**GIVEN TASK:** Locate and copy each line in the data that contains the word "text".

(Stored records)

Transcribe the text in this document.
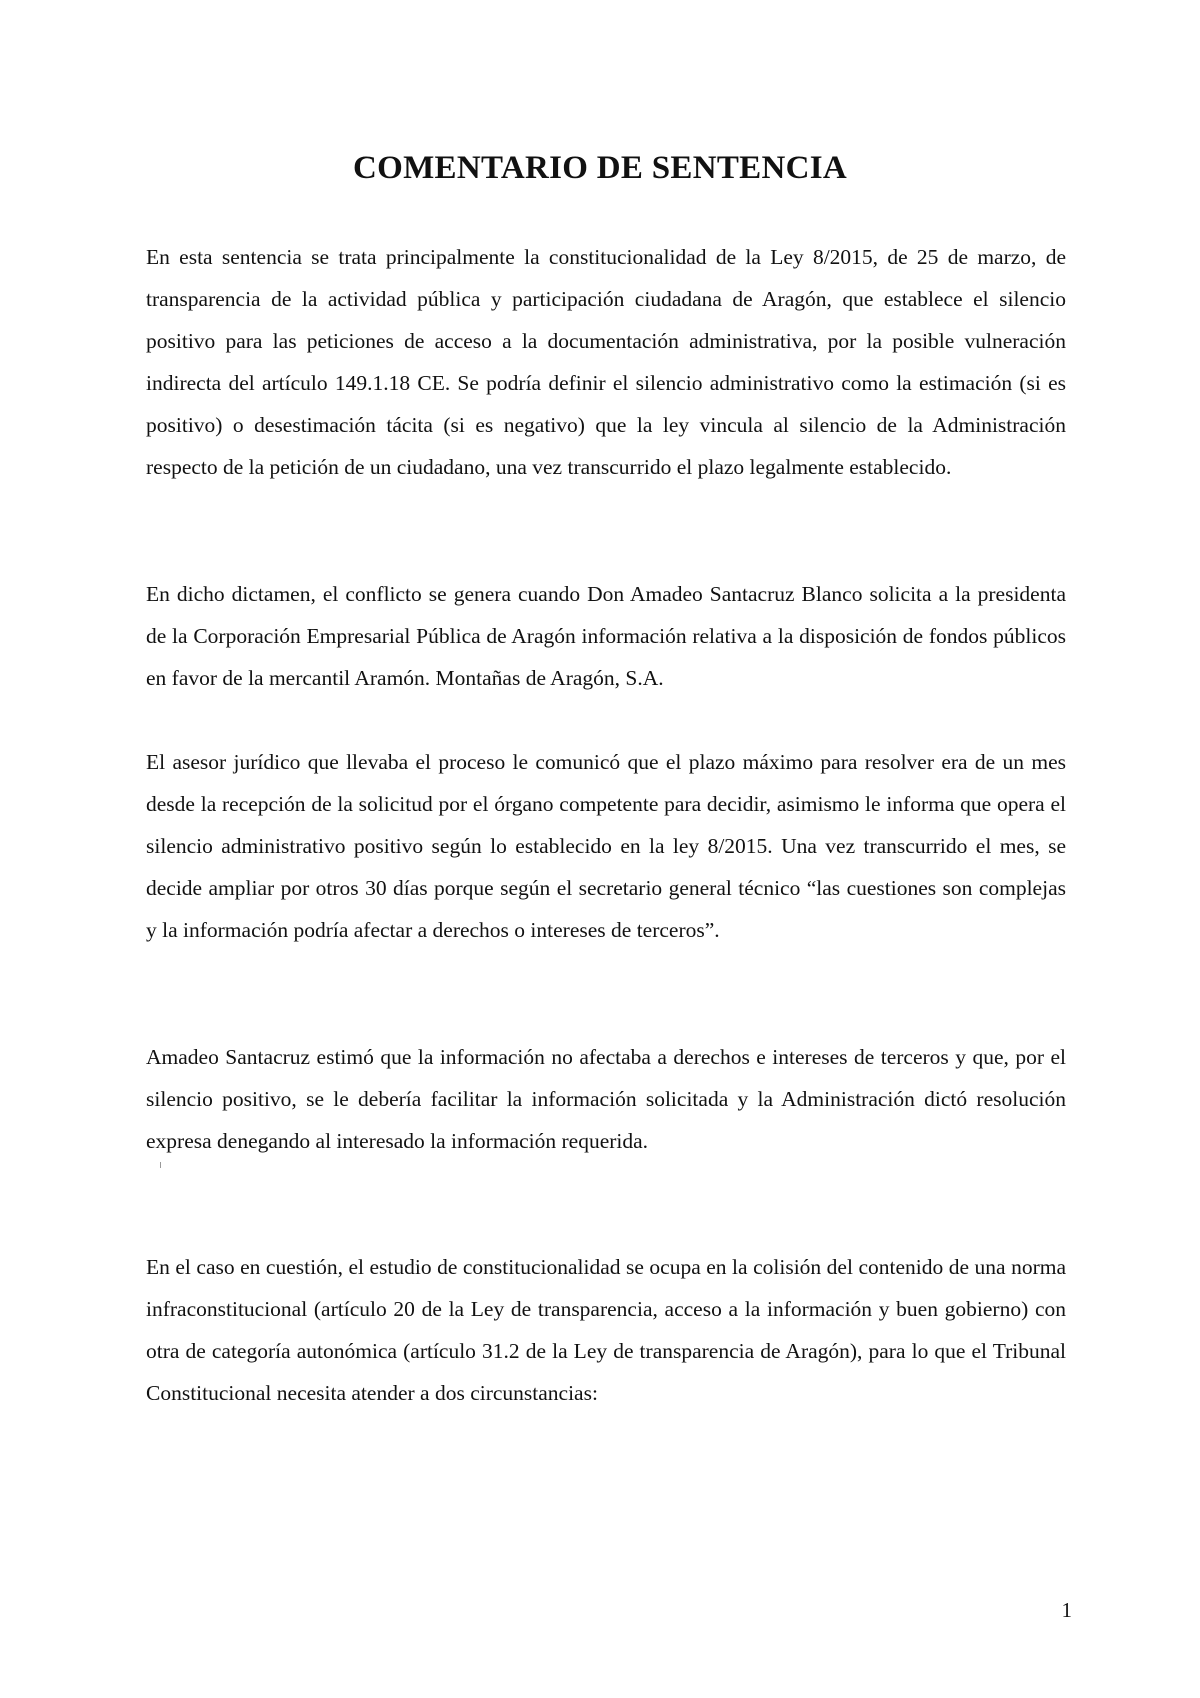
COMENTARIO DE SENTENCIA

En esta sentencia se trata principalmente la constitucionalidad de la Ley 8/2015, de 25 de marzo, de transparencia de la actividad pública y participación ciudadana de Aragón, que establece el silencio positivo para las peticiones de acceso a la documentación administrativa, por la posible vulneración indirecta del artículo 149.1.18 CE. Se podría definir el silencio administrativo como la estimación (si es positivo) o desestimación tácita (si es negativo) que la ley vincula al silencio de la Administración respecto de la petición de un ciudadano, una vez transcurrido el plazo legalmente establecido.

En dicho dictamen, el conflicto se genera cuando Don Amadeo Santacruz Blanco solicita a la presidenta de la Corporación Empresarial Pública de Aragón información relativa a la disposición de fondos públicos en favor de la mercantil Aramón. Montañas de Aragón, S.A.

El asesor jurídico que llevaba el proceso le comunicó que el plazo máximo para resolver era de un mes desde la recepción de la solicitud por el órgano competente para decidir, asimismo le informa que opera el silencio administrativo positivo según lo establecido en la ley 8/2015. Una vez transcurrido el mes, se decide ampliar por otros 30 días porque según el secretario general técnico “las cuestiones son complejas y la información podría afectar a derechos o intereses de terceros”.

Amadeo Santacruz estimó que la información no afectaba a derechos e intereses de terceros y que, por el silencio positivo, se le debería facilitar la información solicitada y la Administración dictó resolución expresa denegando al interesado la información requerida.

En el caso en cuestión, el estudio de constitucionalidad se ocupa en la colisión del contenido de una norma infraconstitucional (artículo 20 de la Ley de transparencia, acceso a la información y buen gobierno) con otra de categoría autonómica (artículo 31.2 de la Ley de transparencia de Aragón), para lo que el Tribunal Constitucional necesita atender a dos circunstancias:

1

...

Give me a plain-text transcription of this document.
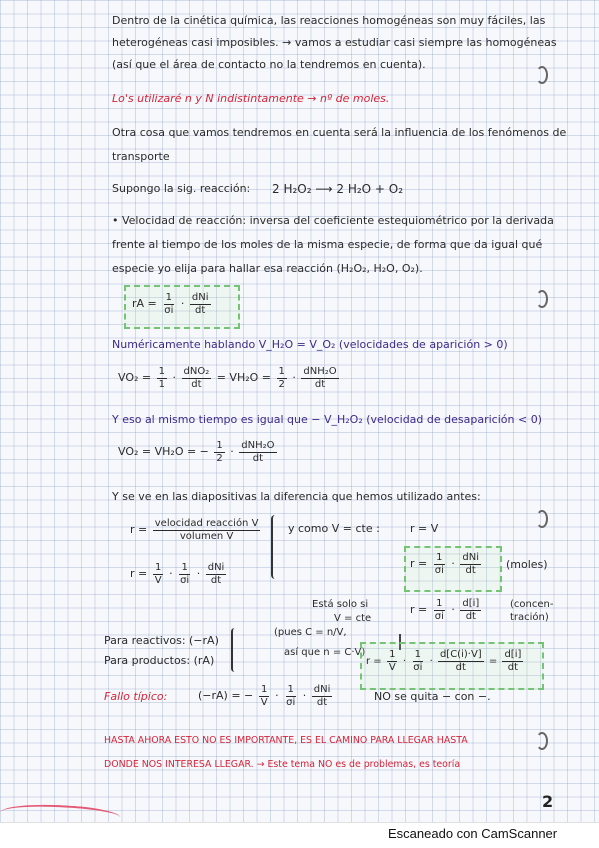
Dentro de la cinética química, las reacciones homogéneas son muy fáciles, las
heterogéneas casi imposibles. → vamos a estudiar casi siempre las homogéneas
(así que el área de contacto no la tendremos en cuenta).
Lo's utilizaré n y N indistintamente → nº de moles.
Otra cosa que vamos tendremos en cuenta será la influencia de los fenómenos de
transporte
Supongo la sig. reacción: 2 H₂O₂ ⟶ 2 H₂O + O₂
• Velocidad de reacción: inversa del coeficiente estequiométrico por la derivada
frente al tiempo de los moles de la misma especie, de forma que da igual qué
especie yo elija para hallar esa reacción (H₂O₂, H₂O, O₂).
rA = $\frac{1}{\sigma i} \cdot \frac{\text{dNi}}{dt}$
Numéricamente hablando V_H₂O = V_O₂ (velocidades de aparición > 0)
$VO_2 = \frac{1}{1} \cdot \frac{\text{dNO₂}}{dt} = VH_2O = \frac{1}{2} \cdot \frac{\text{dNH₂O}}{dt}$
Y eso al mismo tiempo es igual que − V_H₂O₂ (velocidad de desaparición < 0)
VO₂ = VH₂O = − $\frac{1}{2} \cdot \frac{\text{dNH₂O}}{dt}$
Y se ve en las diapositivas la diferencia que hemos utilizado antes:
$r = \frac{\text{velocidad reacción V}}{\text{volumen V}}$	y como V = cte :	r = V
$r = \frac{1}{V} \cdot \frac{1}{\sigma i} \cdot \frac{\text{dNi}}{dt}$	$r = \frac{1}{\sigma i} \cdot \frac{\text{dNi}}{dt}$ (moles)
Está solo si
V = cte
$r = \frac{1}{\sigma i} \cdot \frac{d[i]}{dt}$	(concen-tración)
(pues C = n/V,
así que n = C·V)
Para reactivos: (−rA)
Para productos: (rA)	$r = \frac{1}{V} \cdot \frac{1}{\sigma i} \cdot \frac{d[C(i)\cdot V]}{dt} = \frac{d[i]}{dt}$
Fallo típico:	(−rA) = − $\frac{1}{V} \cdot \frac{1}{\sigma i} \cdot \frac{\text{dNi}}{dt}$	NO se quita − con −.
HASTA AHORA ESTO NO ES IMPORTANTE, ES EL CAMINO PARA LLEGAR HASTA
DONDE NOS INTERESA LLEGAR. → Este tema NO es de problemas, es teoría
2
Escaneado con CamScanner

**REPLY TO THE EXERCISE:**
Transcribe the text in this document.
Give me a plain-text transcription of this document.
rA = $\frac{1}{\sigma i} \cdot \frac{\text{dNi}}{dt}$
$VO_2 = \frac{1}{1} \cdot \frac{\text{dNO₂}}{dt} = VH_2O = \frac{1}{2} \cdot \frac{\text{dNH₂O}}{dt}$
VO₂ = VH₂O = − $\frac{1}{2} \cdot \frac{\text{dNH₂O}}{dt}$
$r = \frac{\text{velocidad reacción V}}{\text{volumen V}}$	y como V = cte :	r = V
$r = \frac{1}{V} \cdot \frac{1}{\sigma i} \cdot \frac{\text{dNi}}{dt}$	$r = \frac{1}{\sigma i} \cdot \frac{\text{dNi}}{dt}$ (moles)
Fallo típico:	(−rA) = − $\frac{1}{V} \cdot \frac{1}{\sigma i} \cdot \frac{\text{dNi}}{dt}$	NO se quita − con −.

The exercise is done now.